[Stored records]
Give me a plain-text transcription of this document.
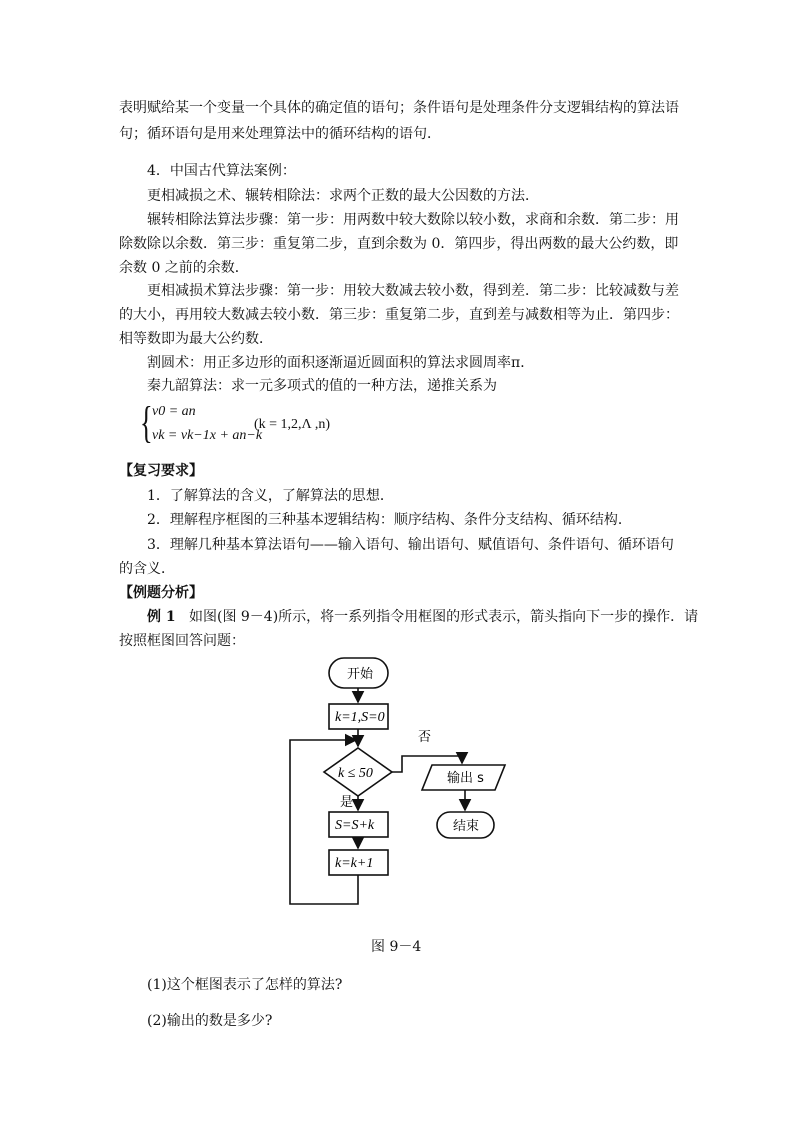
表明赋给某一个变量一个具体的确定值的语句；条件语句是处理条件分支逻辑结构的算法语
句；循环语句是用来处理算法中的循环结构的语句．
4．中国古代算法案例：
更相减损之术、辗转相除法：求两个正数的最大公因数的方法．
辗转相除法算法步骤：第一步：用两数中较大数除以较小数，求商和余数．第二步：用
除数除以余数．第三步：重复第二步，直到余数为 0．第四步，得出两数的最大公约数，即
余数 0 之前的余数．
更相减损术算法步骤：第一步：用较大数减去较小数，得到差．第二步：比较减数与差
的大小，再用较大数减去较小数．第三步：重复第二步，直到差与减数相等为止．第四步：
相等数即为最大公约数．
割圆术：用正多边形的面积逐渐逼近圆面积的算法求圆周率π．
秦九韶算法：求一元多项式的值的一种方法，递推关系为
{ v0 = an
vk = vk−1x + an−k
(k = 1,2,Λ ,n)
【复习要求】
1．了解算法的含义，了解算法的思想．
2．理解程序框图的三种基本逻辑结构：顺序结构、条件分支结构、循环结构．
3．理解几种基本算法语句——输入语句、输出语句、赋值语句、条件语句、循环语句
的含义．
【例题分析】
例 1 如图(图 9－4)所示，将一系列指令用框图的形式表示，箭头指向下一步的操作．请
按照框图回答问题：
开始
k=1,S=0
k ≤ 50
否
是
S=S+k
k=k+1
输出 s
结束
图 9－4
(1)这个框图表示了怎样的算法?
(2)输出的数是多少?
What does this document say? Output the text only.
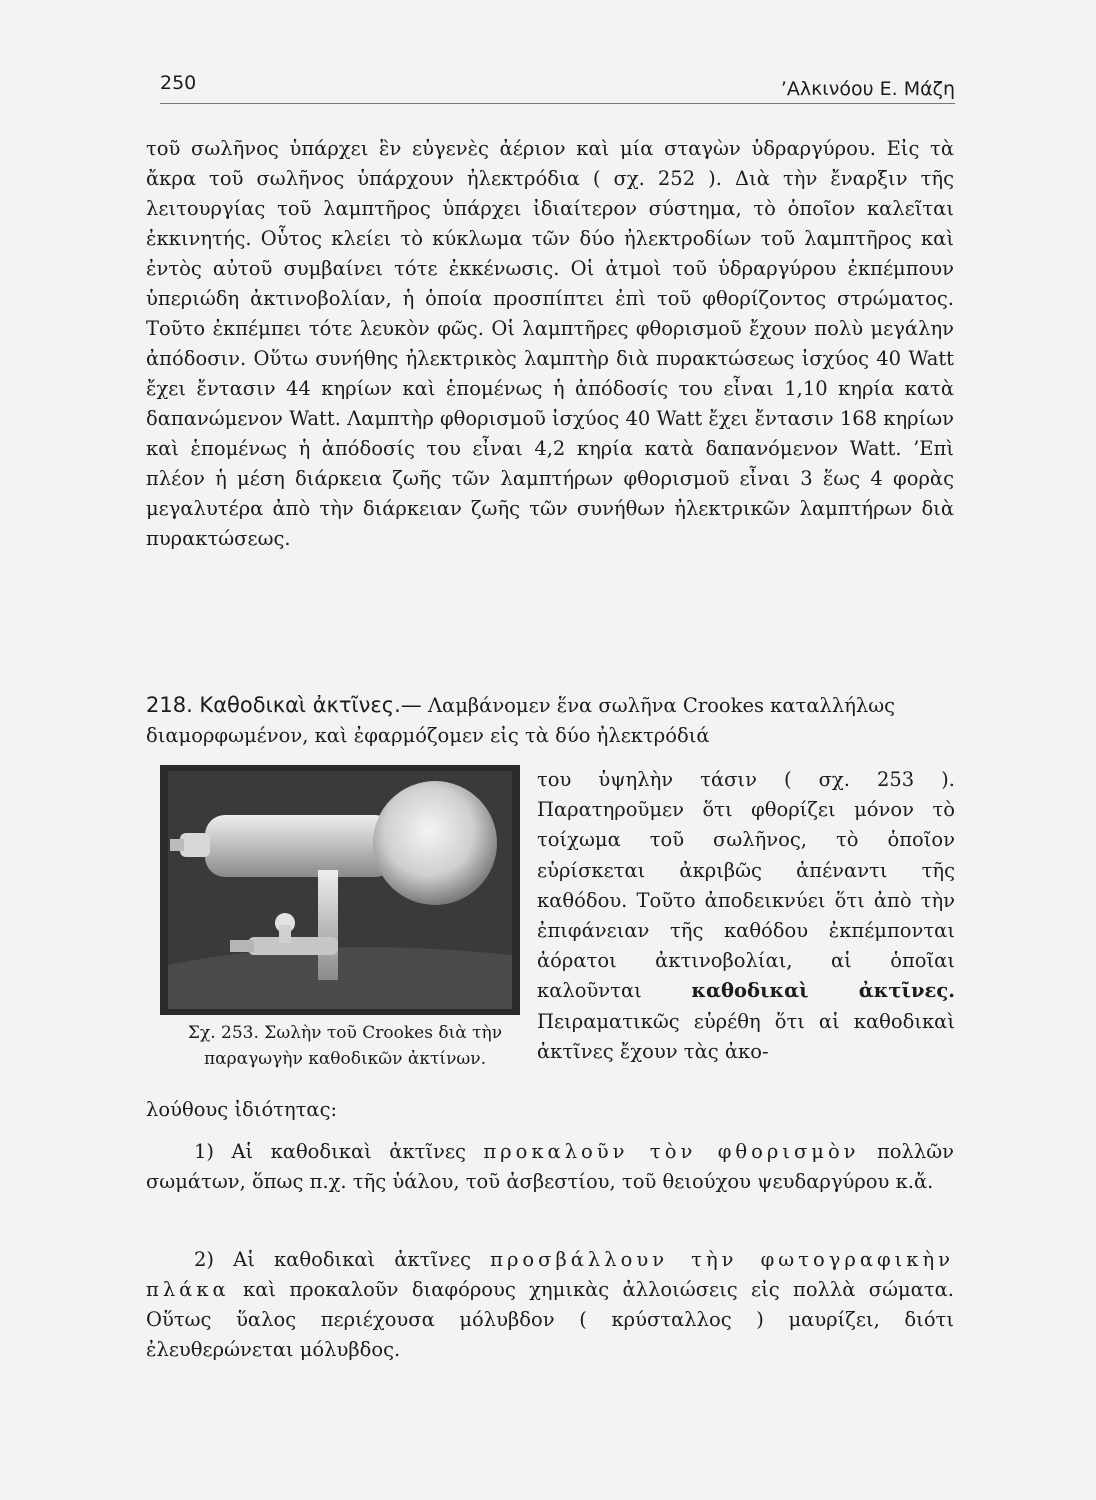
250	’Αλκινόου Ε. Μάζη

τοῦ σωλῆνος ὑπάρχει ἓν εὐγενὲς ἀέριον καὶ μία σταγὼν ὑδραργύρου. Εἰς τὰ ἄκρα τοῦ σωλῆνος ὑπάρχουν ἠλεκτρόδια ( σχ. 252 ). Διὰ τὴν ἔναρξιν τῆς λειτουργίας τοῦ λαμπτῆρος ὑπάρχει ἰδιαίτερον σύστημα, τὸ ὁποῖον καλεῖται ἐκκινητής. Οὗτος κλείει τὸ κύκλωμα τῶν δύο ἠλεκτροδίων τοῦ λαμπτῆρος καὶ ἐντὸς αὐτοῦ συμβαίνει τότε ἐκκένωσις. Οἱ ἀτμοὶ τοῦ ὑδραργύρου ἐκπέμπουν ὑπεριώδη ἀκτινοβολίαν, ἡ ὁποία προσπίπτει ἐπὶ τοῦ φθορίζοντος στρώματος. Τοῦτο ἐκπέμπει τότε λευκὸν φῶς. Οἱ λαμπτῆρες φθορισμοῦ ἔχουν πολὺ μεγάλην ἀπόδοσιν. Οὕτω συνήθης ἠλεκτρικὸς λαμπτὴρ διὰ πυρακτώσεως ἰσχύος 40 Watt ἔχει ἔντασιν 44 κηρίων καὶ ἑπομένως ἡ ἀπόδοσίς του εἶναι 1,10 κηρία κατὰ δαπανώμενον Watt. Λαμπτὴρ φθορισμοῦ ἰσχύος 40 Watt ἔχει ἔντασιν 168 κηρίων καὶ ἑπομένως ἡ ἀπόδοσίς του εἶναι 4,2 κηρία κατὰ δαπανόμενον Watt. ’Επὶ πλέον ἡ μέση διάρκεια ζωῆς τῶν λαμπτήρων φθορισμοῦ εἶναι 3 ἕως 4 φορὰς μεγαλυτέρα ἀπὸ τὴν διάρκειαν ζωῆς τῶν συνήθων ἠλεκτρικῶν λαμπτήρων διὰ πυρακτώσεως.

218. Καθοδικαὶ ἀκτῖνες.— Λαμβάνομεν ἕνα σωλῆνα Crookes καταλλήλως διαμορφωμένον, καὶ ἐφαρμόζομεν εἰς τὰ δύο ἠλεκτρόδιά

Σχ. 253. Σωλὴν τοῦ Crookes διὰ τὴν παραγωγὴν καθοδικῶν ἀκτίνων.

του ὑψηλὴν τάσιν ( σχ. 253 ). Παρατηροῦμεν ὅτι φθορίζει μόνον τὸ τοίχωμα τοῦ σωλῆνος, τὸ ὁποῖον εὑρίσκεται ἀκριβῶς ἀπέναντι τῆς καθόδου. Τοῦτο ἀποδεικνύει ὅτι ἀπὸ τὴν ἐπιφάνειαν τῆς καθόδου ἐκπέμπονται ἀόρατοι ἀκτινοβολίαι, αἱ ὁποῖαι καλοῦνται	καθοδικαὶ ἀκτῖνες. Πειραματικῶς εὑρέθη ὅτι αἱ καθοδικαὶ ἀκτῖνες ἔχουν τὰς ἀκο-

λούθους ἰδιότητας:

1) Αἱ καθοδικαὶ ἀκτῖνες προκαλοῦν τὸν φθορισμὸν πολλῶν σωμάτων, ὅπως π.χ. τῆς ὑάλου, τοῦ ἀσβεστίου, τοῦ θειούχου ψευδαργύρου κ.ἄ.

2) Αἱ καθοδικαὶ ἀκτῖνες προσβάλλουν τὴν φωτογραφικὴν πλάκα καὶ προκαλοῦν διαφόρους χημικὰς ἀλλοιώσεις εἰς πολλὰ σώματα. Οὕτως ὕαλος περιέχουσα μόλυβδον ( κρύσταλλος ) μαυρίζει, διότι ἐλευθερώνεται μόλυβδος.
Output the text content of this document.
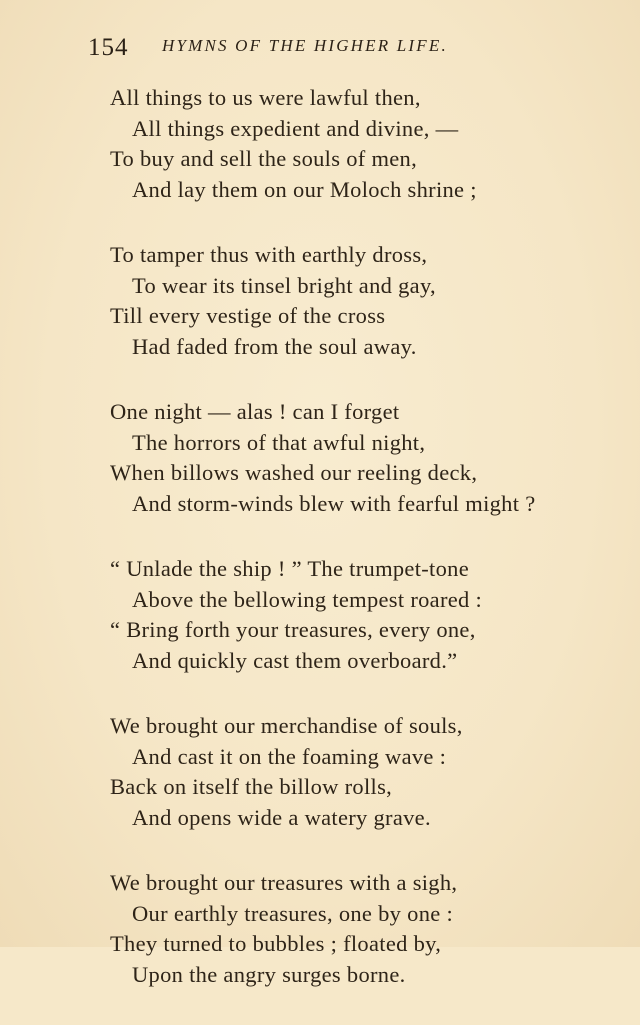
154 HYMNS OF THE HIGHER LIFE.
All things to us were lawful then,
All things expedient and divine, —
To buy and sell the souls of men,
And lay them on our Moloch shrine ;
To tamper thus with earthly dross,
To wear its tinsel bright and gay,
Till every vestige of the cross
Had faded from the soul away.
One night — alas ! can I forget
The horrors of that awful night,
When billows washed our reeling deck,
And storm-winds blew with fearful might ?
“ Unlade the ship ! ” The trumpet-tone
Above the bellowing tempest roared :
“ Bring forth your treasures, every one,
And quickly cast them overboard.”
We brought our merchandise of souls,
And cast it on the foaming wave :
Back on itself the billow rolls,
And opens wide a watery grave.
We brought our treasures with a sigh,
Our earthly treasures, one by one :
They turned to bubbles ; floated by,
Upon the angry surges borne.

• Problem statement:
Extract every line of the records above that contains the word "text".

• Reply to the exercise:
Give me a plain-text transcription of this document.
What does this document say? Output the text only.
Output the text content of this document.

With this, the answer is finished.